Work to do:
Pull out every line in the items below that contains the string "page".

Exercise inputs:
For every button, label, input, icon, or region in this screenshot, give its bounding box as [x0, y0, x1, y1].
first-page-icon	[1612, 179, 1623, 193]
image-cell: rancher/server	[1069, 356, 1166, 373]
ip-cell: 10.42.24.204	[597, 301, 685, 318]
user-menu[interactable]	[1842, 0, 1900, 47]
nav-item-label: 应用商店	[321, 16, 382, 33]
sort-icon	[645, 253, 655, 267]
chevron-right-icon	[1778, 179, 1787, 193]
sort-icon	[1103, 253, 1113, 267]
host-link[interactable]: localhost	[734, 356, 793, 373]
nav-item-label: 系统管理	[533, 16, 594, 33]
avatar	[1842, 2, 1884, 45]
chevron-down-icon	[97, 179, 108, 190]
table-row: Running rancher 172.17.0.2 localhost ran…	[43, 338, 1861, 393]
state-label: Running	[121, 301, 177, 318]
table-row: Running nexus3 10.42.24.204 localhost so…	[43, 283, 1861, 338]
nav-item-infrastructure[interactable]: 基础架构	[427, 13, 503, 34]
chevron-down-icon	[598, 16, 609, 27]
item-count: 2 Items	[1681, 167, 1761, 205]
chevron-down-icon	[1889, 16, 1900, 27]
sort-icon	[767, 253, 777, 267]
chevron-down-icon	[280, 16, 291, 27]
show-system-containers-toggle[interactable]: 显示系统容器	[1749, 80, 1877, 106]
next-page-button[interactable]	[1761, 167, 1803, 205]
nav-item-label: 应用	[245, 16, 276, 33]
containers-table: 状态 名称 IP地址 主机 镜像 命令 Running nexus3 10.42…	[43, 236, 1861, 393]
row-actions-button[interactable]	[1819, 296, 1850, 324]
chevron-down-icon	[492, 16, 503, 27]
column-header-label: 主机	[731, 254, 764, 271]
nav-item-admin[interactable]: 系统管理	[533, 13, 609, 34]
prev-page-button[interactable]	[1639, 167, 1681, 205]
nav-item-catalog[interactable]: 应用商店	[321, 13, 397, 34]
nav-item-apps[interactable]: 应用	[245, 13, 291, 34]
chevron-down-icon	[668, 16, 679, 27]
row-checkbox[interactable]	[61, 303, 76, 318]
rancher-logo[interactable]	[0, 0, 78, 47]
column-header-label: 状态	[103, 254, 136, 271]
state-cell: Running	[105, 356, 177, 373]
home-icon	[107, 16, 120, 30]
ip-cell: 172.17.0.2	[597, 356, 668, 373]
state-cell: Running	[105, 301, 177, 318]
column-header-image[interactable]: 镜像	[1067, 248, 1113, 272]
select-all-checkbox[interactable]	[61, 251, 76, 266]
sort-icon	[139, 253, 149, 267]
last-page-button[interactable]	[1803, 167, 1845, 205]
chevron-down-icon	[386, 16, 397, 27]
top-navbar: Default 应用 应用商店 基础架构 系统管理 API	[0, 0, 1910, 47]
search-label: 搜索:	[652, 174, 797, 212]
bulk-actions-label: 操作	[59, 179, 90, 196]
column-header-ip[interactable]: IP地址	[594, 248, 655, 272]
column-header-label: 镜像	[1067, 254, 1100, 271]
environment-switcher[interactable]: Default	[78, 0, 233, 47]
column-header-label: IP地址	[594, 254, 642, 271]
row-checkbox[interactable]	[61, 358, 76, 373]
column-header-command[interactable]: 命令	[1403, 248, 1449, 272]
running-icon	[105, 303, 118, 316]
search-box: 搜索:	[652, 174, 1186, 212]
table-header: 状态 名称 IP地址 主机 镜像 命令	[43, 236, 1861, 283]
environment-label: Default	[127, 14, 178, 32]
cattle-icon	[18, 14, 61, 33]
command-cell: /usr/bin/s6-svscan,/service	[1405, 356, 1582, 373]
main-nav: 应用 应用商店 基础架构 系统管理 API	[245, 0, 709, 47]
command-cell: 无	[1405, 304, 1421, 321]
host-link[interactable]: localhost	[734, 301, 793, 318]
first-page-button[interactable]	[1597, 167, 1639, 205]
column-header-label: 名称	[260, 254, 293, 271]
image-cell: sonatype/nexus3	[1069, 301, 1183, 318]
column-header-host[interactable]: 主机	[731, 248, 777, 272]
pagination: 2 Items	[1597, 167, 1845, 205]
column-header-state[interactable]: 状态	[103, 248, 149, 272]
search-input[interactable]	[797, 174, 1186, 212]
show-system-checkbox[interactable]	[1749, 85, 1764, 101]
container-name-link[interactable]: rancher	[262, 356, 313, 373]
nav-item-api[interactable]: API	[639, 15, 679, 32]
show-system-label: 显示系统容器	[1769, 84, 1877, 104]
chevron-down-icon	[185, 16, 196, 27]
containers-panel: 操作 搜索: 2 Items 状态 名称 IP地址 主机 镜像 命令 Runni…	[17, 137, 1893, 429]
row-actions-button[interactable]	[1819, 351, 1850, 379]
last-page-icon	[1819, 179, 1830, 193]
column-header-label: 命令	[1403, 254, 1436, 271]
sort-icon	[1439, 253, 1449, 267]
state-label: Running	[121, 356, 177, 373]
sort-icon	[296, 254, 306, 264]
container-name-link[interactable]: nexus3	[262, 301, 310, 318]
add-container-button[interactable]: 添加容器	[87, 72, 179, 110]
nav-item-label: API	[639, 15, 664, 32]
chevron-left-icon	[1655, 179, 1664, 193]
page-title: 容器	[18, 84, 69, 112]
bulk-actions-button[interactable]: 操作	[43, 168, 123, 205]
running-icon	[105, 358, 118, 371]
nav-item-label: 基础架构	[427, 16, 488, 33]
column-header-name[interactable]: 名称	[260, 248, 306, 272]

Answer to this problem:
first-page-icon	[1612, 179, 1623, 193]
next-page-button[interactable]	[1761, 167, 1803, 205]
prev-page-button[interactable]	[1639, 167, 1681, 205]
last-page-button[interactable]	[1803, 167, 1845, 205]
first-page-button[interactable]	[1597, 167, 1639, 205]
last-page-icon	[1819, 179, 1830, 193]
page-title: 容器	[18, 84, 69, 112]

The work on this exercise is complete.